Work to be completed: State how many lines contain the string "name", and write nothing else.

(Records from a collection of figures)
++++++++++++++++++++
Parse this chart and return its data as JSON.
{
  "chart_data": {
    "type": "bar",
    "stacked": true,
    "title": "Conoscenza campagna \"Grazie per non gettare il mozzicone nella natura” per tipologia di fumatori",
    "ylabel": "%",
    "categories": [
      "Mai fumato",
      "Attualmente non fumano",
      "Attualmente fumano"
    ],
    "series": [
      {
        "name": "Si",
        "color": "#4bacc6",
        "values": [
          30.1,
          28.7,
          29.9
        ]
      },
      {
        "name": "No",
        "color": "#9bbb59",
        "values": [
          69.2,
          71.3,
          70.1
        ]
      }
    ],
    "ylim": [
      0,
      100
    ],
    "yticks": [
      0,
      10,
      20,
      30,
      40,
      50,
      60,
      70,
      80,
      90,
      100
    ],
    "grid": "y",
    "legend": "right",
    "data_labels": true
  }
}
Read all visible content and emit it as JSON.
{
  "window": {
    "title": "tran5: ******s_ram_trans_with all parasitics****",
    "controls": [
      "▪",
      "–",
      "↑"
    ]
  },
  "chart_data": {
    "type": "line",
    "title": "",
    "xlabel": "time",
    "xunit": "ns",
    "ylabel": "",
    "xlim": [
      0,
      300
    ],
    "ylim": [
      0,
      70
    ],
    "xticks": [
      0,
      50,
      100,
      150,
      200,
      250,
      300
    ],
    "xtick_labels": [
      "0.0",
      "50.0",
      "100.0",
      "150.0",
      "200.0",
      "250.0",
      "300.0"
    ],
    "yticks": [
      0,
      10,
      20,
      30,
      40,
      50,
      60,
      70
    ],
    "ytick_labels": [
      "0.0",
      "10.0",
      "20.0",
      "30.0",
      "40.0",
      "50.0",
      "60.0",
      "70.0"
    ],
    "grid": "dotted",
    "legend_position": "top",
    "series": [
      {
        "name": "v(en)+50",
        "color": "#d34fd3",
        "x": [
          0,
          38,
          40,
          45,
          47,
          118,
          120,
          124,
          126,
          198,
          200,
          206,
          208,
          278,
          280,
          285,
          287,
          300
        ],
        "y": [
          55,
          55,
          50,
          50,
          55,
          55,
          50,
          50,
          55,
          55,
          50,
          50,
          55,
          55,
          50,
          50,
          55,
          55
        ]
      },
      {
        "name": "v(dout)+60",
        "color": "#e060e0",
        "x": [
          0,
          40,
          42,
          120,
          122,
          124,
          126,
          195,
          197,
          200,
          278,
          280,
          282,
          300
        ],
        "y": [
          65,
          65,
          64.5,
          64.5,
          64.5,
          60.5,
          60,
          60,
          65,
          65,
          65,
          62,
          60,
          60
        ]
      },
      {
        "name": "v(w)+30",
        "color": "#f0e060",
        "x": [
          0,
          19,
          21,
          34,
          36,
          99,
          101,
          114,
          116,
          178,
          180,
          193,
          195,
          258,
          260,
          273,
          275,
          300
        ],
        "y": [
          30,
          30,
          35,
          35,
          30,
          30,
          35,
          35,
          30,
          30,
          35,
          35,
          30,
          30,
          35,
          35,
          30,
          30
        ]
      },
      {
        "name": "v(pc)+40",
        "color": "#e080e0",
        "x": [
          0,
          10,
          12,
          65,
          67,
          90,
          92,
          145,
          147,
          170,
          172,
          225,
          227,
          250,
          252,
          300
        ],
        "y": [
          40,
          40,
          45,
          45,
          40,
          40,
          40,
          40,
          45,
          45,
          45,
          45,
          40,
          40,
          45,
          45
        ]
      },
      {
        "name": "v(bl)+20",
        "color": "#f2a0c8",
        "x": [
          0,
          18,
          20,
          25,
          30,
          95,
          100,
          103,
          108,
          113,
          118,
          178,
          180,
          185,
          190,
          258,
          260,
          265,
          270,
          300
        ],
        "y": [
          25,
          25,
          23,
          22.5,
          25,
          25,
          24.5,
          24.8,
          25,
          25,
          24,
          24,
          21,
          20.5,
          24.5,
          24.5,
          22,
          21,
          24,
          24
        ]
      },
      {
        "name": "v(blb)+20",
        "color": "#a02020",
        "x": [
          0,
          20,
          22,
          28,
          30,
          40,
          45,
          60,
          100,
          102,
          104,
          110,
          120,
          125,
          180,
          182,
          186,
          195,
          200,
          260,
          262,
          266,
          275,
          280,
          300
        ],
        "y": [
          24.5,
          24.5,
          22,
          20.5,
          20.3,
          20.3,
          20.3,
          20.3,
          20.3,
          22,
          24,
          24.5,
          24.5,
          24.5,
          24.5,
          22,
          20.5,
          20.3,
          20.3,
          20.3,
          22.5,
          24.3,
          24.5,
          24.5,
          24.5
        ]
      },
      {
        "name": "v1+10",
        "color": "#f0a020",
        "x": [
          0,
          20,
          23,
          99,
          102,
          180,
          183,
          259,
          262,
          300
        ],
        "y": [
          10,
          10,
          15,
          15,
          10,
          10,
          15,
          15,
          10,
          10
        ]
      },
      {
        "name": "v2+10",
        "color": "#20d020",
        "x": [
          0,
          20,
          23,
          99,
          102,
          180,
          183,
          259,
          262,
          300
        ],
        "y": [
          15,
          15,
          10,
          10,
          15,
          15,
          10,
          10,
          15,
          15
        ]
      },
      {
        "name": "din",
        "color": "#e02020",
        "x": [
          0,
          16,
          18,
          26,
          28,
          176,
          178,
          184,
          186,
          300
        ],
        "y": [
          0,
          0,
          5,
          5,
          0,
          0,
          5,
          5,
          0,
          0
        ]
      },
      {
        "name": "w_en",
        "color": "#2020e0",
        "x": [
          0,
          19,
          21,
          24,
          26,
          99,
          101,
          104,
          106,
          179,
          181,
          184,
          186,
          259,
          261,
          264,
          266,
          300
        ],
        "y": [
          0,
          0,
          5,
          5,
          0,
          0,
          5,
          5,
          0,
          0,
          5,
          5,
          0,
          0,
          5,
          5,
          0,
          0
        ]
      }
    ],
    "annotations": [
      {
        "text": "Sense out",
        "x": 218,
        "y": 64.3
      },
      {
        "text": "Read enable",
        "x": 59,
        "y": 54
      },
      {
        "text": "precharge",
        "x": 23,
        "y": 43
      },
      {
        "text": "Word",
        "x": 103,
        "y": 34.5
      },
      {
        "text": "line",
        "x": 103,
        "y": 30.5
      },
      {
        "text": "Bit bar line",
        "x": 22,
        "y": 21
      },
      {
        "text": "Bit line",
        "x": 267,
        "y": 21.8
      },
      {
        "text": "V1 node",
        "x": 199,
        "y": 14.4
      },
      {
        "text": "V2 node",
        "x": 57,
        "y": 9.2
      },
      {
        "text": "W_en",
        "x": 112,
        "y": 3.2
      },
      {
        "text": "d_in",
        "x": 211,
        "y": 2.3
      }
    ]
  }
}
++++++++++++++++++++
Exercise response: 12